SUPPLIED TEXT:
All childcare firms in the 51 settlements were first mapped and enumerated through a full census. A baseline survey was conducted with 978 firms. Communities were then randomly assigned: 26 treatment communities in which Kidogo entered and offered its programme, and 25 control communities in which Kidogo did not enter. Prior to programme entry, a half-day workshop was deployed in all communities; approximately 60% of daycares in both arms attended. Workshop attendance is highly correlated with programme take-up in treatment areas (82.5% of attendees ultimately enrolled). This design allows identification of direct programme effects among likely takers (workshop attendees) and spillover effects among competitor firms (non-attendees).
The Kidogo programme consists of a standardised, multi-month training and mentorship programme, a one-time capital improvement grant of approximately USD 200, monthly deliveries of fortified porridge for enrolled children, branding rights (the Kidogo logo), and regular quality-standard checks. Participating providers pay a small monthly membership fee. The model is designed to be scalable and cost-effective.

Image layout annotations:

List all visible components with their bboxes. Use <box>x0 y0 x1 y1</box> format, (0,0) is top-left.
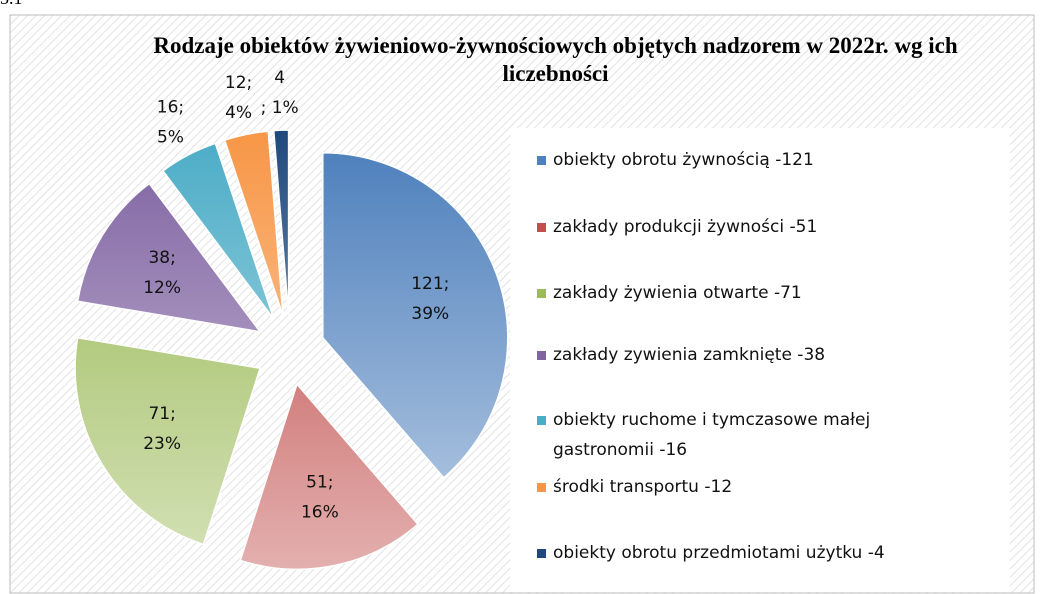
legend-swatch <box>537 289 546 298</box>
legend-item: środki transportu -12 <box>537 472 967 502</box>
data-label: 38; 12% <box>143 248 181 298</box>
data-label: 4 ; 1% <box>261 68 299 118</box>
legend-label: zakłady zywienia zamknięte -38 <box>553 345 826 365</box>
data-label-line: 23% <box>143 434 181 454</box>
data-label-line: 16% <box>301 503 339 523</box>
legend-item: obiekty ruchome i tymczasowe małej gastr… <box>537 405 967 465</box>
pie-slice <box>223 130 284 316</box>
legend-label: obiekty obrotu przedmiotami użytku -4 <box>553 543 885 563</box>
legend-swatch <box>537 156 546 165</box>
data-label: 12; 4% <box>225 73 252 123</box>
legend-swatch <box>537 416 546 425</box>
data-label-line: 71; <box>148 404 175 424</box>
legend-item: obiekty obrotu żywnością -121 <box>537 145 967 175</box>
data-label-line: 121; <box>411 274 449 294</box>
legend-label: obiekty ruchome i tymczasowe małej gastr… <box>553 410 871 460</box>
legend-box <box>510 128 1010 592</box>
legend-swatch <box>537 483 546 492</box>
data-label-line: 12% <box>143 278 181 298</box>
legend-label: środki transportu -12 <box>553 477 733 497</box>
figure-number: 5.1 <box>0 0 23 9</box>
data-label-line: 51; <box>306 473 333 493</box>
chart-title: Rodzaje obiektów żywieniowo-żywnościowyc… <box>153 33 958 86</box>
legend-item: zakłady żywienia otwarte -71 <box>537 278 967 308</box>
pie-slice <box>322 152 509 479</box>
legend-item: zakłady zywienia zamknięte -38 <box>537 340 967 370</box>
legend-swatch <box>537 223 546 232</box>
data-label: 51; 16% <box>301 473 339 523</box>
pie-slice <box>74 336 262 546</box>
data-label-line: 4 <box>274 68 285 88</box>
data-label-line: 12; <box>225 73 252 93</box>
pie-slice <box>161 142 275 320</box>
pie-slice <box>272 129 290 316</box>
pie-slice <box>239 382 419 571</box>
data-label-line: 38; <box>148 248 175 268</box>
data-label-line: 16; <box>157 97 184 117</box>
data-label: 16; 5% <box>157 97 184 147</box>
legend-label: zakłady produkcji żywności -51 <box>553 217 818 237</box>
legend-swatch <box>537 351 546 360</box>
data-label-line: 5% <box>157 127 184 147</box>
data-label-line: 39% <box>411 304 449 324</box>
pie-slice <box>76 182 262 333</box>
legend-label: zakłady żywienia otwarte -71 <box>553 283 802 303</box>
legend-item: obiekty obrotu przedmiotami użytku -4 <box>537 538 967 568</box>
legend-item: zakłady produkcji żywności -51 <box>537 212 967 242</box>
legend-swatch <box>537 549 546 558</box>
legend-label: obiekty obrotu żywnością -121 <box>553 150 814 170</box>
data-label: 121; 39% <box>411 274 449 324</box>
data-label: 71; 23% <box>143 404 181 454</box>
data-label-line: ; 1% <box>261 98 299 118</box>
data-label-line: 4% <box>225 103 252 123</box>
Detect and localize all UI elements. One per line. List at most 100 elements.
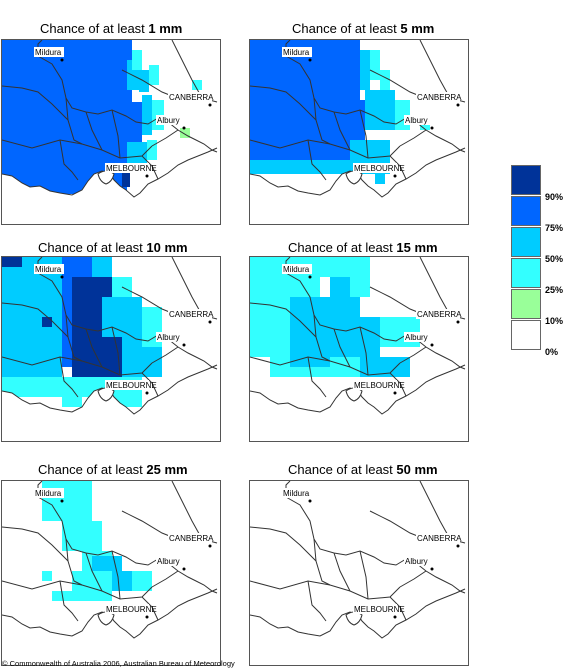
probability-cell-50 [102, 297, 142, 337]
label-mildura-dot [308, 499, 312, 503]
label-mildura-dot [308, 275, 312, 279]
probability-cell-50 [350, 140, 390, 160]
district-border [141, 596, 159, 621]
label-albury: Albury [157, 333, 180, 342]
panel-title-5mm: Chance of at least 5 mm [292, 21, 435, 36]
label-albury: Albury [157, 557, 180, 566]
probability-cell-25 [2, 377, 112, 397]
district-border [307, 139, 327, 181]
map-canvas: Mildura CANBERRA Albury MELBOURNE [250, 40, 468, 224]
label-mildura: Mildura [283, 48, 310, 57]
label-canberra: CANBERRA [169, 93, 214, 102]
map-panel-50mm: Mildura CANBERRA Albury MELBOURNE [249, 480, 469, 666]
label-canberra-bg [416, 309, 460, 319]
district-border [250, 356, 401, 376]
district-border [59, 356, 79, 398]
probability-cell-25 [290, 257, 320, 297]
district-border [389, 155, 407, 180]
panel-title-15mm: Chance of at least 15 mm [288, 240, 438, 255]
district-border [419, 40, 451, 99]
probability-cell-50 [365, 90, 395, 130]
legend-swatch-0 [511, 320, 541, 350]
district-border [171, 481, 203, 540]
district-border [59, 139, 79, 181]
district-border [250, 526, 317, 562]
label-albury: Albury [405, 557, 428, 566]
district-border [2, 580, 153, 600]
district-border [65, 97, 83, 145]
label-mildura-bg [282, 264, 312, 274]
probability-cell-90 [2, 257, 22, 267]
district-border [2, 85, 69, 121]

EXERCISE INSTRUCTIONS:
In the text on the Kidogo childcare study, what share of workshop attendees in treatment areas ultimately enrolled in the programme?

RESULT OF THIS EXERCISE:
82.5%